*WHAT YOU WILL DO:* Restate the entire listing word for word.

*STORED ROWS:*
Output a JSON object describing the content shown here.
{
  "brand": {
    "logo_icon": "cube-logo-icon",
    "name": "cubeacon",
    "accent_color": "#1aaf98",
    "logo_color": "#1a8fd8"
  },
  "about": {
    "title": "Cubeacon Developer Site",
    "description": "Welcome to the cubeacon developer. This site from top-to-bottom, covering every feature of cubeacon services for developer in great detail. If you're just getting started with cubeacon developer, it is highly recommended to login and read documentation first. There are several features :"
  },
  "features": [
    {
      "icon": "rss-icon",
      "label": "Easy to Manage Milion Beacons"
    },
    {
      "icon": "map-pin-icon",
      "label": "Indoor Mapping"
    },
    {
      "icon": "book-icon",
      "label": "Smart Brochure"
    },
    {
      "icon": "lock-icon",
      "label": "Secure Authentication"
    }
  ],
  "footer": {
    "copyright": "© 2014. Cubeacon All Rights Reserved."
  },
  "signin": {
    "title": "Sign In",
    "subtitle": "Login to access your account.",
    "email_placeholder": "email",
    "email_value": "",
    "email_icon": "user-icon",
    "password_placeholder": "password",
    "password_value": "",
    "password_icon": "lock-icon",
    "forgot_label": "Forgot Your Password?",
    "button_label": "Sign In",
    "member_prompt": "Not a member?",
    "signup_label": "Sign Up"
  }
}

*TASK SOLUTION:*
Output a JSON object describing the content shown here.
{
  "brand": {
    "logo_icon": "cube-logo-icon",
    "name": "cubeacon",
    "accent_color": "#1aaf98",
    "logo_color": "#1a8fd8"
  },
  "about": {
    "title": "Cubeacon Developer Site",
    "description": "Welcome to the cubeacon developer. This site from top-to-bottom, covering every feature of cubeacon services for developer in great detail. If you're just getting started with cubeacon developer, it is highly recommended to login and read documentation first. There are several features :"
  },
  "features": [
    {
      "icon": "rss-icon",
      "label": "Easy to Manage Milion Beacons"
    },
    {
      "icon": "map-pin-icon",
      "label": "Indoor Mapping"
    },
    {
      "icon": "book-icon",
      "label": "Smart Brochure"
    },
    {
      "icon": "lock-icon",
      "label": "Secure Authentication"
    }
  ],
  "footer": {
    "copyright": "© 2014. Cubeacon All Rights Reserved."
  },
  "signin": {
    "title": "Sign In",
    "subtitle": "Login to access your account.",
    "email_placeholder": "email",
    "email_value": "",
    "email_icon": "user-icon",
    "password_placeholder": "password",
    "password_value": "",
    "password_icon": "lock-icon",
    "forgot_label": "Forgot Your Password?",
    "button_label": "Sign In",
    "member_prompt": "Not a member?",
    "signup_label": "Sign Up"
  }
}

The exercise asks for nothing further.